WHAT YOU NEED TO DO –
Filter the entries below, keeping every line that has the word "JSON".

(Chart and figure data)
########

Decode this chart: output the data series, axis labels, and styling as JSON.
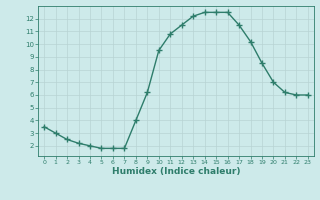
{
  "x": [
    0,
    1,
    2,
    3,
    4,
    5,
    6,
    7,
    8,
    9,
    10,
    11,
    12,
    13,
    14,
    15,
    16,
    17,
    18,
    19,
    20,
    21,
    22,
    23
  ],
  "y": [
    3.5,
    3.0,
    2.5,
    2.2,
    2.0,
    1.8,
    1.8,
    1.8,
    4.0,
    6.2,
    9.5,
    10.8,
    11.5,
    12.2,
    12.5,
    12.5,
    12.5,
    11.5,
    10.2,
    8.5,
    7.0,
    6.2,
    6.0,
    6.0
  ],
  "xlabel": "Humidex (Indice chaleur)",
  "xlim": [
    -0.5,
    23.5
  ],
  "ylim": [
    1.2,
    13.0
  ],
  "yticks": [
    2,
    3,
    4,
    5,
    6,
    7,
    8,
    9,
    10,
    11,
    12
  ],
  "xticks": [
    0,
    1,
    2,
    3,
    4,
    5,
    6,
    7,
    8,
    9,
    10,
    11,
    12,
    13,
    14,
    15,
    16,
    17,
    18,
    19,
    20,
    21,
    22,
    23
  ],
  "line_color": "#2e7d6b",
  "bg_color": "#cdeaea",
  "grid_color": "#b8d4d4",
  "marker": "+",
  "marker_size": 4,
  "linewidth": 1.0
}
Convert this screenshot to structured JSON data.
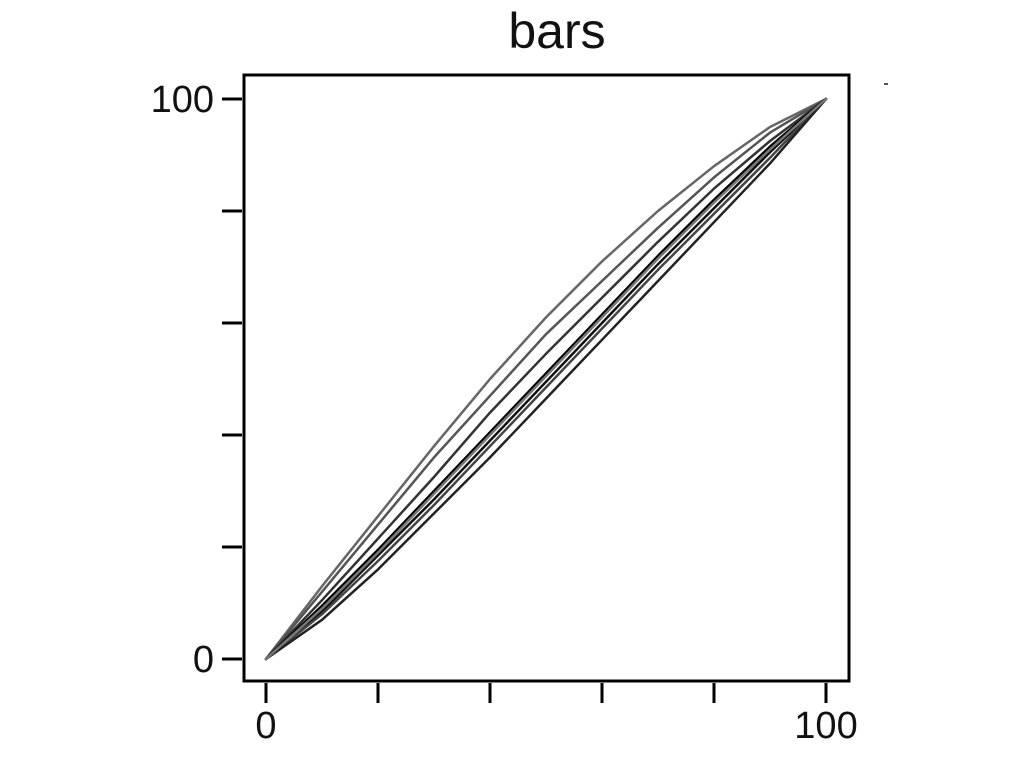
{
  "chart_data": {
    "type": "line",
    "title": "bars",
    "xlabel": "",
    "ylabel": "",
    "xlim": [
      0,
      100
    ],
    "ylim": [
      0,
      100
    ],
    "x_tick_values": [
      0,
      20,
      40,
      60,
      80,
      100
    ],
    "x_tick_labels": [
      "0",
      "",
      "",
      "",
      "",
      "100"
    ],
    "y_tick_values": [
      0,
      20,
      40,
      60,
      80,
      100
    ],
    "y_tick_labels": [
      "0",
      "",
      "",
      "",
      "",
      "100"
    ],
    "grid": false,
    "series": [
      {
        "color": "#666666",
        "x": [
          0,
          10,
          20,
          30,
          40,
          50,
          60,
          70,
          80,
          90,
          100
        ],
        "y": [
          0,
          13,
          25.5,
          38,
          50,
          61,
          71,
          80,
          88,
          95,
          100
        ]
      },
      {
        "color": "#555555",
        "x": [
          0,
          10,
          20,
          30,
          40,
          50,
          60,
          70,
          80,
          90,
          100
        ],
        "y": [
          0,
          12,
          24,
          36,
          47,
          58,
          67.5,
          77,
          86,
          94,
          100
        ]
      },
      {
        "color": "#333333",
        "x": [
          0,
          10,
          20,
          30,
          40,
          50,
          60,
          70,
          80,
          90,
          100
        ],
        "y": [
          0,
          10.5,
          21.5,
          32.5,
          44,
          54.5,
          64.5,
          74.5,
          84,
          92.5,
          100
        ]
      },
      {
        "color": "#000000",
        "x": [
          0,
          10,
          20,
          30,
          40,
          50,
          60,
          70,
          80,
          90,
          100
        ],
        "y": [
          0,
          9.5,
          19.5,
          30,
          40.5,
          51,
          61.5,
          72,
          82,
          91.5,
          100
        ]
      },
      {
        "color": "#111111",
        "x": [
          0,
          10,
          20,
          30,
          40,
          50,
          60,
          70,
          80,
          90,
          100
        ],
        "y": [
          0,
          8.5,
          18.5,
          28.5,
          39,
          49.5,
          60,
          70.5,
          80.5,
          90.5,
          100
        ]
      },
      {
        "color": "#444444",
        "x": [
          0,
          10,
          20,
          30,
          40,
          50,
          60,
          70,
          80,
          90,
          100
        ],
        "y": [
          0,
          8,
          17.5,
          27.5,
          38,
          48.5,
          59,
          69.5,
          79.5,
          89.5,
          100
        ]
      },
      {
        "color": "#222222",
        "x": [
          0,
          10,
          20,
          30,
          40,
          50,
          60,
          70,
          80,
          90,
          100
        ],
        "y": [
          0,
          7,
          16,
          26,
          36,
          46.5,
          57,
          67.5,
          78,
          88.5,
          100
        ]
      },
      {
        "color": "#777777",
        "x": [
          0,
          10,
          20,
          30,
          40,
          50,
          60,
          70,
          80,
          90,
          100
        ],
        "y": [
          0,
          9,
          19,
          29.5,
          40,
          50.5,
          61,
          71.5,
          81.5,
          91,
          100
        ]
      }
    ]
  }
}
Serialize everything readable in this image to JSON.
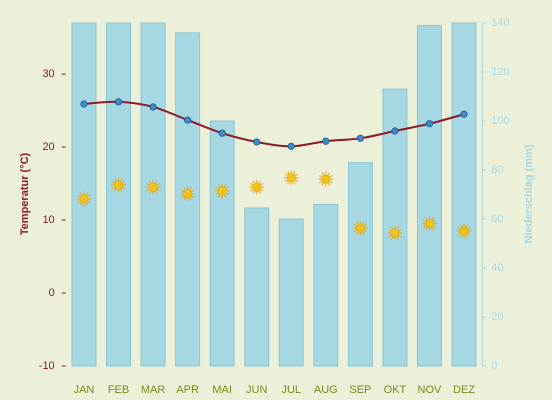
{
  "chart_data": {
    "type": "bar",
    "categories": [
      "JAN",
      "FEB",
      "MAR",
      "APR",
      "MAI",
      "JUN",
      "JUL",
      "AUG",
      "SEP",
      "OKT",
      "NOV",
      "DEZ"
    ],
    "y_label": "Temperatur (°C)",
    "y2_label": "Niederschlag (mm)",
    "ylim": [
      -10,
      37
    ],
    "yticks": [
      -10,
      0,
      10,
      20,
      30
    ],
    "y2lim": [
      0,
      140
    ],
    "y2ticks": [
      0,
      20,
      40,
      60,
      80,
      100,
      120,
      140
    ],
    "series": [
      {
        "type": "bar",
        "axis": "y2",
        "color": "#a6d8e4",
        "values": [
          140,
          140,
          140,
          136,
          100,
          64.5,
          60,
          66,
          83,
          113,
          139,
          140
        ]
      },
      {
        "type": "line",
        "color": "#8b1a2a",
        "values": [
          25.9,
          26.2,
          25.5,
          23.7,
          21.9,
          20.7,
          20.1,
          20.8,
          21.2,
          22.2,
          23.2,
          24.5
        ]
      },
      {
        "type": "sun",
        "color": "#f2c21a",
        "values": [
          12.9,
          14.8,
          14.5,
          13.6,
          14.0,
          14.5,
          15.8,
          15.6,
          8.9,
          8.2,
          9.5,
          8.5
        ]
      }
    ]
  }
}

########

SOLUTION TO THIS EXERCISE –
Decode this chart: output the data series, axis labels, and styling as JSON.
Convert this screenshot to structured JSON data.
Serialize everything readable in this image to JSON.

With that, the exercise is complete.